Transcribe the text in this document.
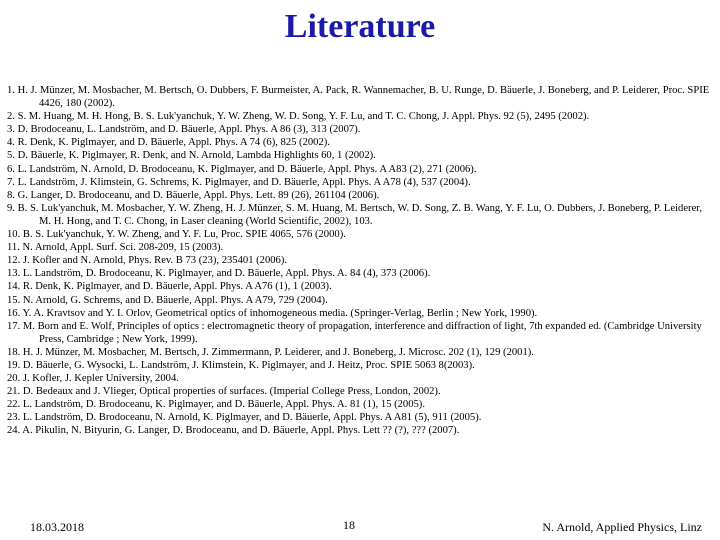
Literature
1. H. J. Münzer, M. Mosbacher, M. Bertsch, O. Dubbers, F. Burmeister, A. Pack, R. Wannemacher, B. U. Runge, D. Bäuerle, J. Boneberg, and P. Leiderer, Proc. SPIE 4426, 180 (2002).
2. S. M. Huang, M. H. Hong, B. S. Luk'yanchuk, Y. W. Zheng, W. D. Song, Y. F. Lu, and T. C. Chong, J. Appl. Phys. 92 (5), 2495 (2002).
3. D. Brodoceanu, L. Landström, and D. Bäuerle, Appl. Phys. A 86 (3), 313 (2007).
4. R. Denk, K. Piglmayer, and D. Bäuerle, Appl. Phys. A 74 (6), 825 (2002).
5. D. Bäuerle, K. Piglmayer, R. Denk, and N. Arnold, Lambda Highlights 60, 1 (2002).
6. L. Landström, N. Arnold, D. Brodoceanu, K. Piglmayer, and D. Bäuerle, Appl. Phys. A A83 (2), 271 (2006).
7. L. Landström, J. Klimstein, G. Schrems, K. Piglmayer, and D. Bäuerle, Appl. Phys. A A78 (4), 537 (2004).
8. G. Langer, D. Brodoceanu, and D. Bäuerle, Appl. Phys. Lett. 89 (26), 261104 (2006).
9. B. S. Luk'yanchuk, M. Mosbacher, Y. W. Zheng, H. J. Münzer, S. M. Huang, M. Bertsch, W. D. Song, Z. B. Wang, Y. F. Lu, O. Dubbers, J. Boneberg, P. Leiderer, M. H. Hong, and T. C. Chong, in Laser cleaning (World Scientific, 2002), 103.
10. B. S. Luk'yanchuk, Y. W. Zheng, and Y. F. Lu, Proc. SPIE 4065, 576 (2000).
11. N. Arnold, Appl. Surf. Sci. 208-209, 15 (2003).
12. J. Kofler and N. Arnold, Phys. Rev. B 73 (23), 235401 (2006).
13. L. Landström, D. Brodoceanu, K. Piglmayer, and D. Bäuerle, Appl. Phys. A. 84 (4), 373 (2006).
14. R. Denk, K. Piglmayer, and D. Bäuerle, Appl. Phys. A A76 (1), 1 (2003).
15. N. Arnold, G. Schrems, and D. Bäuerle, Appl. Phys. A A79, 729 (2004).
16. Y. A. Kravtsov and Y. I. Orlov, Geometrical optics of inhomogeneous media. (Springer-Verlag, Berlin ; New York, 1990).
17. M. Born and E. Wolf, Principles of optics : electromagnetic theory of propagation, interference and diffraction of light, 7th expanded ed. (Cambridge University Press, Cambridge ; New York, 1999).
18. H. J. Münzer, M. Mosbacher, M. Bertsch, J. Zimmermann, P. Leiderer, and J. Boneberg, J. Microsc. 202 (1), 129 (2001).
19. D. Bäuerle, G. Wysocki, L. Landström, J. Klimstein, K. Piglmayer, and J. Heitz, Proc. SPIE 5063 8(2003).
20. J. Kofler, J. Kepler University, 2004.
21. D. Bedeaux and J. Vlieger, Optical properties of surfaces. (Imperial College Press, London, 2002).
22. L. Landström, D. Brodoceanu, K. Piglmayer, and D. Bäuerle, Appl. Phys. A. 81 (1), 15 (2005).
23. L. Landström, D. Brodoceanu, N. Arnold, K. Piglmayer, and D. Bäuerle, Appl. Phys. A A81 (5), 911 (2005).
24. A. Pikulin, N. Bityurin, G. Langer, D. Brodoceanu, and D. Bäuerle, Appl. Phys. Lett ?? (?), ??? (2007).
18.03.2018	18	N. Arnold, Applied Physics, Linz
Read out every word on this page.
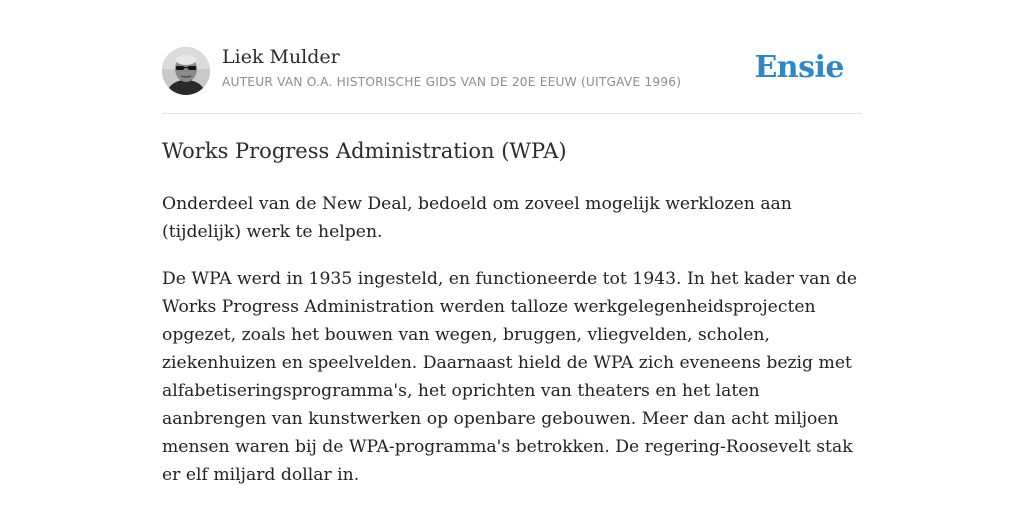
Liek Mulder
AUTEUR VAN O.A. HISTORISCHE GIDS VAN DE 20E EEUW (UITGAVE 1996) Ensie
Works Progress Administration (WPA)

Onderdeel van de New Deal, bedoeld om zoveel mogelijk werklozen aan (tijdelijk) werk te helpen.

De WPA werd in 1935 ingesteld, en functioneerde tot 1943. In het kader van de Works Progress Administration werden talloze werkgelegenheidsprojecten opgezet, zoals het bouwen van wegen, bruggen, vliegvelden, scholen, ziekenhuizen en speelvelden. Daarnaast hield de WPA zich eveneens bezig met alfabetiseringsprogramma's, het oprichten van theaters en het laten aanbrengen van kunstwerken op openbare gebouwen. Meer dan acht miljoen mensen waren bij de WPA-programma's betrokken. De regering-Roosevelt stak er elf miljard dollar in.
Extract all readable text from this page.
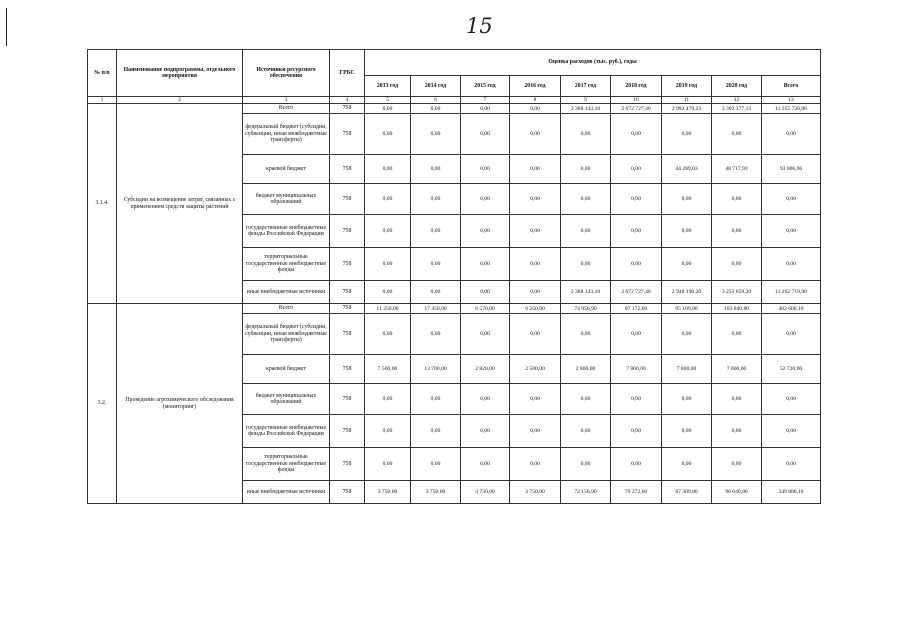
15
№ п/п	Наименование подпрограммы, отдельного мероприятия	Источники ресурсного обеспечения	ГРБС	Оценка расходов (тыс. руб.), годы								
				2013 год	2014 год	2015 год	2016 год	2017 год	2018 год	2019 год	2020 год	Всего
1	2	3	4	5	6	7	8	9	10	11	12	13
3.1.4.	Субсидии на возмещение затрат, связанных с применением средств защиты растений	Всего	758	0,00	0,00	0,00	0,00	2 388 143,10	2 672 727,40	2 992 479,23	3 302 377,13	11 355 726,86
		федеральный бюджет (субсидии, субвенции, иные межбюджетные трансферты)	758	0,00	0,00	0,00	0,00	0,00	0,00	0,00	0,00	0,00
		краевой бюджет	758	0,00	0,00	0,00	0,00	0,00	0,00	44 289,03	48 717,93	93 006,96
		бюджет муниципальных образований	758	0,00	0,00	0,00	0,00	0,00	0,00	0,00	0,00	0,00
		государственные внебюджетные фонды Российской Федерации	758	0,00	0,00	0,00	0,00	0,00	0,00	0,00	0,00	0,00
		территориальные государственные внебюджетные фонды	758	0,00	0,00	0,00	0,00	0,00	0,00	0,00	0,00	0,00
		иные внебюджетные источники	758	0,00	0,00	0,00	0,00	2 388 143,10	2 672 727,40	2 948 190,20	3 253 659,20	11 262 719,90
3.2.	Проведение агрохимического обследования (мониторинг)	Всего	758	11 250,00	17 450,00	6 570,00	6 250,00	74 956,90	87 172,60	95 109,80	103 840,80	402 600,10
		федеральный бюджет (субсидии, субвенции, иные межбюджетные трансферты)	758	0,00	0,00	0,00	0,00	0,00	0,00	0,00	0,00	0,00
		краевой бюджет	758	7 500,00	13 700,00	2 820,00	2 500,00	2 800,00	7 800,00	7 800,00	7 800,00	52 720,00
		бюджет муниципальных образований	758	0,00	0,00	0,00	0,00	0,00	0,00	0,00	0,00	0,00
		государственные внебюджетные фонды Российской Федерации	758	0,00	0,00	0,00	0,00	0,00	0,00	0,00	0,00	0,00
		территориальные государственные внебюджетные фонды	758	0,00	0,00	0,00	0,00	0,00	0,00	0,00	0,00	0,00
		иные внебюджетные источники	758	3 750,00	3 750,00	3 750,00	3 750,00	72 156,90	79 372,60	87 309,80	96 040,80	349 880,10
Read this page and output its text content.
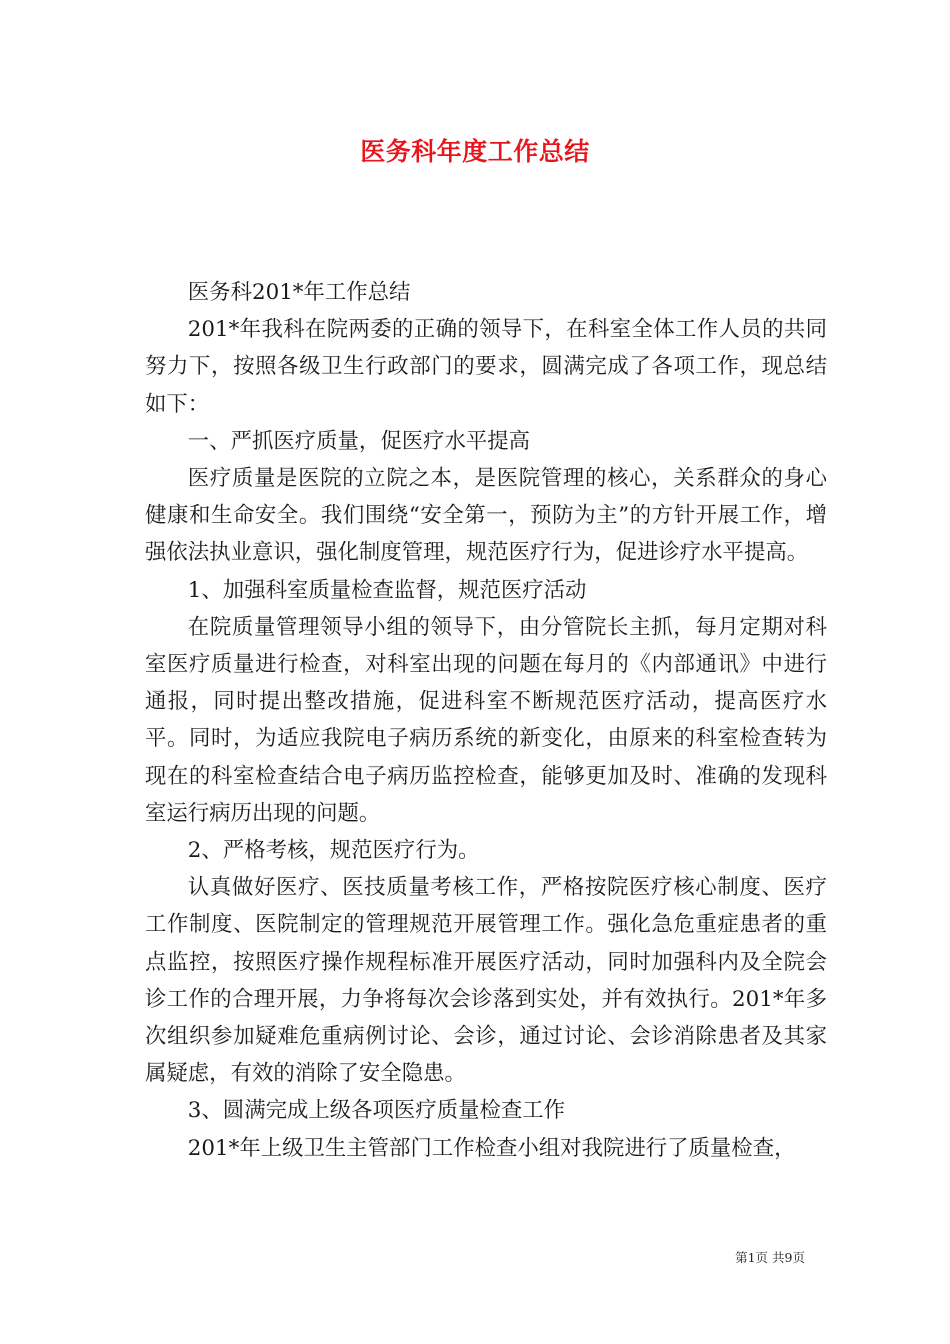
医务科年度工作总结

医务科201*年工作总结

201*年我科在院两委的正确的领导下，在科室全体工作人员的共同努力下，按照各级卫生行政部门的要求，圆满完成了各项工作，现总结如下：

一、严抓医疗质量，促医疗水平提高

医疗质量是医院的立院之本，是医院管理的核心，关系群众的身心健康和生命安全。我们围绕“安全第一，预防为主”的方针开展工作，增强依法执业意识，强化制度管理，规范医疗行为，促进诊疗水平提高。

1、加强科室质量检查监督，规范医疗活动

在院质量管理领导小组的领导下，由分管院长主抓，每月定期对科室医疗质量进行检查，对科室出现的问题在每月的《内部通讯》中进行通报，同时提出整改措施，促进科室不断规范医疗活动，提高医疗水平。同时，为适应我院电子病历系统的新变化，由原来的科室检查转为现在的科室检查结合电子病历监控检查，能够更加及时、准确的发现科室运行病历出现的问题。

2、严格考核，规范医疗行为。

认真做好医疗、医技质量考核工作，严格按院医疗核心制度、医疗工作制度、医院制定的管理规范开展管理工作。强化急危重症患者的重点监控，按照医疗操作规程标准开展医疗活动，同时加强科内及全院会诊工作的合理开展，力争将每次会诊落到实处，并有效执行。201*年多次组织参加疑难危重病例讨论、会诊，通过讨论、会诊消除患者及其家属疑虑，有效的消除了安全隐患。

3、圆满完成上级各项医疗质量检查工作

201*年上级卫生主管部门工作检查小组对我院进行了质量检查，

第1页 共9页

= = = = = = =

> **STATED PROBLEM**
Working from the entries above, return all lines that contain "иные".

> **WRITTEN SOLUTION**
		федеральный бюджет (субсидии, субвенции, иные межбюджетные трансферты)	758	0,00	0,00	0,00	0,00	0,00	0,00	0,00	0,00	0,00
		иные внебюджетные источники	758	0,00	0,00	0,00	0,00	2 388 143,10	2 672 727,40	2 948 190,20	3 253 659,20	11 262 719,90
		федеральный бюджет (субсидии, субвенции, иные межбюджетные трансферты)	758	0,00	0,00	0,00	0,00	0,00	0,00	0,00	0,00	0,00
		иные внебюджетные источники	758	3 750,00	3 750,00	3 750,00	3 750,00	72 156,90	79 372,60	87 309,80	96 040,80	349 880,10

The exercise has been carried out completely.